EXERCISE AIM – How many of the lines that follow contain the word "frac"? Give only the number.
___ RAW DATA
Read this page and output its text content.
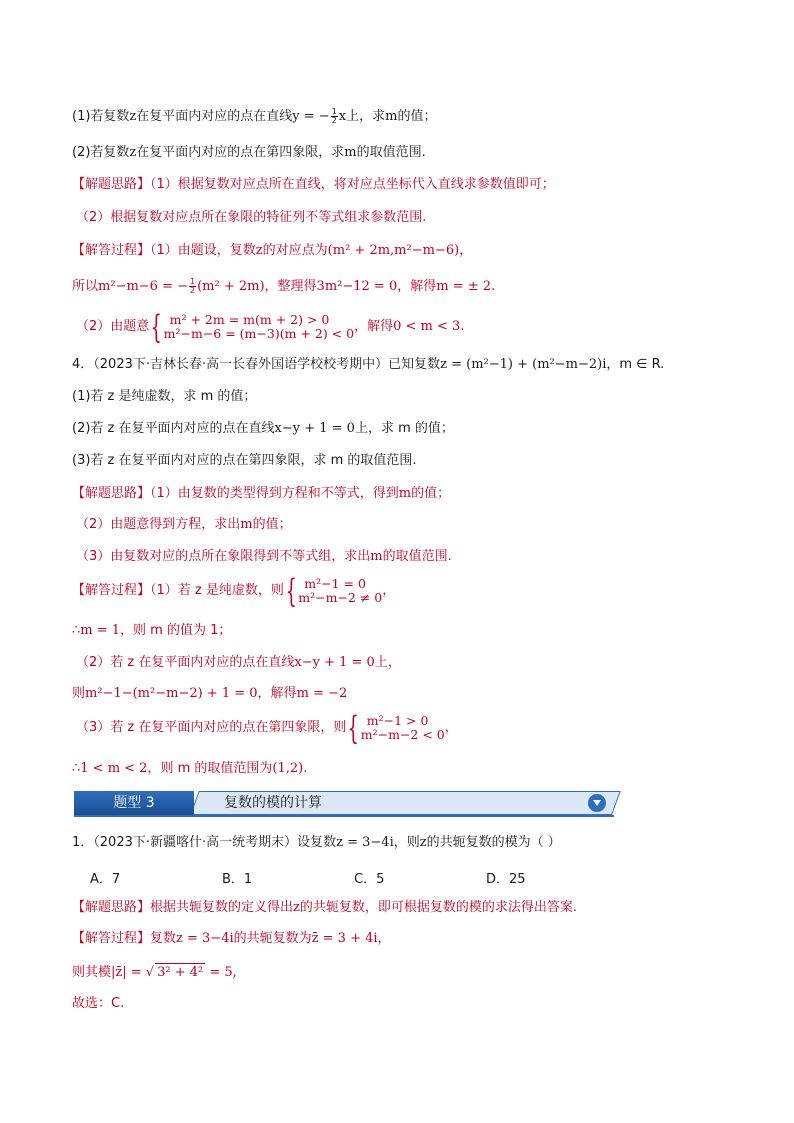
(1)若复数z在复平面内对应的点在直线y = − $\frac{1}{2}$ x上，求m的值；
(2)若复数z在复平面内对应的点在第四象限，求m的取值范围.
【解题思路】（1）根据复数对应点所在直线，将对应点坐标代入直线求参数值即可；
（2）根据复数对应点所在象限的特征列不等式组求参数范围.
【解答过程】（1）由题设，复数z的对应点为(m² + 2m,m²−m−6)，
所以m²−m−6 = − $\frac{1}{2} (m^2 + 2m)$，整理得3m²−12 = 0，解得m = ± 2.
（2）由题意{ m² + 2m = m(m + 2) > 0
m²−m−6 = (m−3)(m + 2) < 0 ，解得0 < m < 3.
4．（2023下·吉林长春·高一长春外国语学校校考期中）已知复数z = (m²−1) + (m²−m−2)i，m ∈ R.
(1)若 z 是纯虚数，求 m 的值；
(2)若 z 在复平面内对应的点在直线x−y + 1 = 0上，求 m 的值；
(3)若 z 在复平面内对应的点在第四象限，求 m 的取值范围.
【解题思路】（1）由复数的类型得到方程和不等式，得到m的值；
（2）由题意得到方程，求出m的值；
（3）由复数对应的点所在象限得到不等式组，求出m的取值范围.
【解答过程】（1）若 z 是纯虚数，则{ m²−1 = 0
m²−m−2 ≠ 0 ，
∴m = 1，则 m 的值为 1；
（2）若 z 在复平面内对应的点在直线x−y + 1 = 0上，
则m²−1−(m²−m−2) + 1 = 0，解得m = −2
（3）若 z 在复平面内对应的点在第四象限，则{ m²−1 > 0
m²−m−2 < 0 ，
∴1 < m < 2，则 m 的取值范围为(1,2).
题型 3	复数的模的计算
1．（2023下·新疆喀什·高一统考期末）设复数z = 3−4i，则z的共轭复数的模为（ ）
A．7	B．1	C．5	D．25
【解题思路】根据共轭复数的定义得出z的共轭复数，即可根据复数的模的求法得出答案.
【解答过程】复数z = 3−4i的共轭复数为z̄ = 3 + 4i，
则其模|z̄| = √ 3² + 4² = 5,
故选：C.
______
ANSWER FOR THE TASK – 2